Data provided start

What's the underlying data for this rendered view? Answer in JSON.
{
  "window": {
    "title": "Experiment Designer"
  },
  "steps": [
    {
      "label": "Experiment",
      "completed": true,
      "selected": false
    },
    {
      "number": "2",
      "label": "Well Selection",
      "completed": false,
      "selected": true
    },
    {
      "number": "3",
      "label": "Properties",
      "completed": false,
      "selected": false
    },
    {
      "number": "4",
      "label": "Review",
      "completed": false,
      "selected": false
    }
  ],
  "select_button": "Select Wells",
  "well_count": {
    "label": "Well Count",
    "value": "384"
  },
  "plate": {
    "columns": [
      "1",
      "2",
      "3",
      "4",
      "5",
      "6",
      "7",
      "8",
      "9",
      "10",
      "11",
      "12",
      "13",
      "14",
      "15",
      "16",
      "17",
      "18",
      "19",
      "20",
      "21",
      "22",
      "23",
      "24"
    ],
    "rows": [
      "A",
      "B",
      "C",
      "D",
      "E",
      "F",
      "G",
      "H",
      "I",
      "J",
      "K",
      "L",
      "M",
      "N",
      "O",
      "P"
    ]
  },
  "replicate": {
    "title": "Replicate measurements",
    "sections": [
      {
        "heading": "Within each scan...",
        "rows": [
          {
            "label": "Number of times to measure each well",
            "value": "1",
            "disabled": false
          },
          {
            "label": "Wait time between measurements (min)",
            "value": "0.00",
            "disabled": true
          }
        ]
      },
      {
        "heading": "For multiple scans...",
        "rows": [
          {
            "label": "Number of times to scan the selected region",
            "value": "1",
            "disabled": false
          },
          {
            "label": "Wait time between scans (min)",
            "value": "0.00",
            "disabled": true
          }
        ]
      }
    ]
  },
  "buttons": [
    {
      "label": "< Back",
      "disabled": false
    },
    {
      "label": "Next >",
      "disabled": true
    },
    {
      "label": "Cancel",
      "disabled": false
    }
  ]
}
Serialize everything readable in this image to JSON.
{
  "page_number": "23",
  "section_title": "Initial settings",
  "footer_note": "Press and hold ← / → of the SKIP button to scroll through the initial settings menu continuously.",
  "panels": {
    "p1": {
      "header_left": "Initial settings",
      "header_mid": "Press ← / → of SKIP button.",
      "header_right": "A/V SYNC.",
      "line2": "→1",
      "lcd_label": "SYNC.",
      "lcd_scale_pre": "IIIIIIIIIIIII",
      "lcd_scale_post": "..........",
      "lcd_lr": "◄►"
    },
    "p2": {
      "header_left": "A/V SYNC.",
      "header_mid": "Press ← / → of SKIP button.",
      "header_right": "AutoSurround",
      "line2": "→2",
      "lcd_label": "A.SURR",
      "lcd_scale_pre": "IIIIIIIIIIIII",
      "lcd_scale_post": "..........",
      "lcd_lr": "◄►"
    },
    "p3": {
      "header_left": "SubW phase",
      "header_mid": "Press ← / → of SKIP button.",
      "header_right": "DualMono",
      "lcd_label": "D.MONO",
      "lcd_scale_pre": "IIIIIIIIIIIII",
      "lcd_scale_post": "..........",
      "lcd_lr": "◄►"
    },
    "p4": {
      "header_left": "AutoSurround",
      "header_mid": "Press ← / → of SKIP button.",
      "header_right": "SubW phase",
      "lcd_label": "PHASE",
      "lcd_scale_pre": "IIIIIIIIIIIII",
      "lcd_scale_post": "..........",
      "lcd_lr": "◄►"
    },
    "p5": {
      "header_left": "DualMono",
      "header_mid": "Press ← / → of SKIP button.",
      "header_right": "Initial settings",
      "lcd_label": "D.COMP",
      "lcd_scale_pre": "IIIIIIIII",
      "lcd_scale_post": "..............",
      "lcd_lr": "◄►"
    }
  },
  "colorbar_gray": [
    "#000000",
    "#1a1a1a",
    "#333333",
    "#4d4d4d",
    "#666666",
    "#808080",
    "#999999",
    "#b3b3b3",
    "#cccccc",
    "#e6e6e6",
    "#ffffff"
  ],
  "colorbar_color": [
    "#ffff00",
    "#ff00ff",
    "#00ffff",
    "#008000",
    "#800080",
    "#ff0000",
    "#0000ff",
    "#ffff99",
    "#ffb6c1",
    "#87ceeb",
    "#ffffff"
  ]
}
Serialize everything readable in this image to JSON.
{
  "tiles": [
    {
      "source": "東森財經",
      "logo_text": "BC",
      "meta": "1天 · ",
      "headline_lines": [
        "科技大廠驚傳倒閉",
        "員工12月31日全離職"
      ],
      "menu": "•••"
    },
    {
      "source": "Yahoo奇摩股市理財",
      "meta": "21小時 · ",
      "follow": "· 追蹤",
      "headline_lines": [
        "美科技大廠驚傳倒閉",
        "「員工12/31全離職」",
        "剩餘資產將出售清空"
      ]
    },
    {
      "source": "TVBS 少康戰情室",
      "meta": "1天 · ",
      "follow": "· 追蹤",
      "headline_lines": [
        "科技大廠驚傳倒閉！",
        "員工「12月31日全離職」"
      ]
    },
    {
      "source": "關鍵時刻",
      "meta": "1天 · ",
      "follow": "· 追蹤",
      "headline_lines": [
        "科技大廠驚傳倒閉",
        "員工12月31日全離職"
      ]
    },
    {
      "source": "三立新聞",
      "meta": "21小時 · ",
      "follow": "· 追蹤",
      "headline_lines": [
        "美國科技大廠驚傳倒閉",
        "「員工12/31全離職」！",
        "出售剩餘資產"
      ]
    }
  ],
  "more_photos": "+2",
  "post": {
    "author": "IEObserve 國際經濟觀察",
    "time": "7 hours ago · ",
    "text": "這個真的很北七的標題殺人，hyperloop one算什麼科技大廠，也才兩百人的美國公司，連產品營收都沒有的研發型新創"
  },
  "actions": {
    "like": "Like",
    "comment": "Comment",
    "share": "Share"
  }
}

Data provided end

### To do
Reproduce every line of the data verbatim.

### Output
What's the underlying data for this rendered view? Answer in JSON.
{
  "window": {
    "title": "Experiment Designer"
  },
  "steps": [
    {
      "label": "Experiment",
      "completed": true,
      "selected": false
    },
    {
      "number": "2",
      "label": "Well Selection",
      "completed": false,
      "selected": true
    },
    {
      "number": "3",
      "label": "Properties",
      "completed": false,
      "selected": false
    },
    {
      "number": "4",
      "label": "Review",
      "completed": false,
      "selected": false
    }
  ],
  "select_button": "Select Wells",
  "well_count": {
    "label": "Well Count",
    "value": "384"
  },
  "plate": {
    "columns": [
      "1",
      "2",
      "3",
      "4",
      "5",
      "6",
      "7",
      "8",
      "9",
      "10",
      "11",
      "12",
      "13",
      "14",
      "15",
      "16",
      "17",
      "18",
      "19",
      "20",
      "21",
      "22",
      "23",
      "24"
    ],
    "rows": [
      "A",
      "B",
      "C",
      "D",
      "E",
      "F",
      "G",
      "H",
      "I",
      "J",
      "K",
      "L",
      "M",
      "N",
      "O",
      "P"
    ]
  },
  "replicate": {
    "title": "Replicate measurements",
    "sections": [
      {
        "heading": "Within each scan...",
        "rows": [
          {
            "label": "Number of times to measure each well",
            "value": "1",
            "disabled": false
          },
          {
            "label": "Wait time between measurements (min)",
            "value": "0.00",
            "disabled": true
          }
        ]
      },
      {
        "heading": "For multiple scans...",
        "rows": [
          {
            "label": "Number of times to scan the selected region",
            "value": "1",
            "disabled": false
          },
          {
            "label": "Wait time between scans (min)",
            "value": "0.00",
            "disabled": true
          }
        ]
      }
    ]
  },
  "buttons": [
    {
      "label": "< Back",
      "disabled": false
    },
    {
      "label": "Next >",
      "disabled": true
    },
    {
      "label": "Cancel",
      "disabled": false
    }
  ]
}
Serialize everything readable in this image to JSON.
{
  "page_number": "23",
  "section_title": "Initial settings",
  "footer_note": "Press and hold ← / → of the SKIP button to scroll through the initial settings menu continuously.",
  "panels": {
    "p1": {
      "header_left": "Initial settings",
      "header_mid": "Press ← / → of SKIP button.",
      "header_right": "A/V SYNC.",
      "line2": "→1",
      "lcd_label": "SYNC.",
      "lcd_scale_pre": "IIIIIIIIIIIII",
      "lcd_scale_post": "..........",
      "lcd_lr": "◄►"
    },
    "p2": {
      "header_left": "A/V SYNC.",
      "header_mid": "Press ← / → of SKIP button.",
      "header_right": "AutoSurround",
      "line2": "→2",
      "lcd_label": "A.SURR",
      "lcd_scale_pre": "IIIIIIIIIIIII",
      "lcd_scale_post": "..........",
      "lcd_lr": "◄►"
    },
    "p3": {
      "header_left": "SubW phase",
      "header_mid": "Press ← / → of SKIP button.",
      "header_right": "DualMono",
      "lcd_label": "D.MONO",
      "lcd_scale_pre": "IIIIIIIIIIIII",
      "lcd_scale_post": "..........",
      "lcd_lr": "◄►"
    },
    "p4": {
      "header_left": "AutoSurround",
      "header_mid": "Press ← / → of SKIP button.",
      "header_right": "SubW phase",
      "lcd_label": "PHASE",
      "lcd_scale_pre": "IIIIIIIIIIIII",
      "lcd_scale_post": "..........",
      "lcd_lr": "◄►"
    },
    "p5": {
      "header_left": "DualMono",
      "header_mid": "Press ← / → of SKIP button.",
      "header_right": "Initial settings",
      "lcd_label": "D.COMP",
      "lcd_scale_pre": "IIIIIIIII",
      "lcd_scale_post": "..............",
      "lcd_lr": "◄►"
    }
  },
  "colorbar_gray": [
    "#000000",
    "#1a1a1a",
    "#333333",
    "#4d4d4d",
    "#666666",
    "#808080",
    "#999999",
    "#b3b3b3",
    "#cccccc",
    "#e6e6e6",
    "#ffffff"
  ],
  "colorbar_color": [
    "#ffff00",
    "#ff00ff",
    "#00ffff",
    "#008000",
    "#800080",
    "#ff0000",
    "#0000ff",
    "#ffff99",
    "#ffb6c1",
    "#87ceeb",
    "#ffffff"
  ]
}
Serialize everything readable in this image to JSON.
{
  "tiles": [
    {
      "source": "東森財經",
      "logo_text": "BC",
      "meta": "1天 · ",
      "headline_lines": [
        "科技大廠驚傳倒閉",
        "員工12月31日全離職"
      ],
      "menu": "•••"
    },
    {
      "source": "Yahoo奇摩股市理財",
      "meta": "21小時 · ",
      "follow": "· 追蹤",
      "headline_lines": [
        "美科技大廠驚傳倒閉",
        "「員工12/31全離職」",
        "剩餘資產將出售清空"
      ]
    },
    {
      "source": "TVBS 少康戰情室",
      "meta": "1天 · ",
      "follow": "· 追蹤",
      "headline_lines": [
        "科技大廠驚傳倒閉！",
        "員工「12月31日全離職」"
      ]
    },
    {
      "source": "關鍵時刻",
      "meta": "1天 · ",
      "follow": "· 追蹤",
      "headline_lines": [
        "科技大廠驚傳倒閉",
        "員工12月31日全離職"
      ]
    },
    {
      "source": "三立新聞",
      "meta": "21小時 · ",
      "follow": "· 追蹤",
      "headline_lines": [
        "美國科技大廠驚傳倒閉",
        "「員工12/31全離職」！",
        "出售剩餘資產"
      ]
    }
  ],
  "more_photos": "+2",
  "post": {
    "author": "IEObserve 國際經濟觀察",
    "time": "7 hours ago · ",
    "text": "這個真的很北七的標題殺人，hyperloop one算什麼科技大廠，也才兩百人的美國公司，連產品營收都沒有的研發型新創"
  },
  "actions": {
    "like": "Like",
    "comment": "Comment",
    "share": "Share"
  }
}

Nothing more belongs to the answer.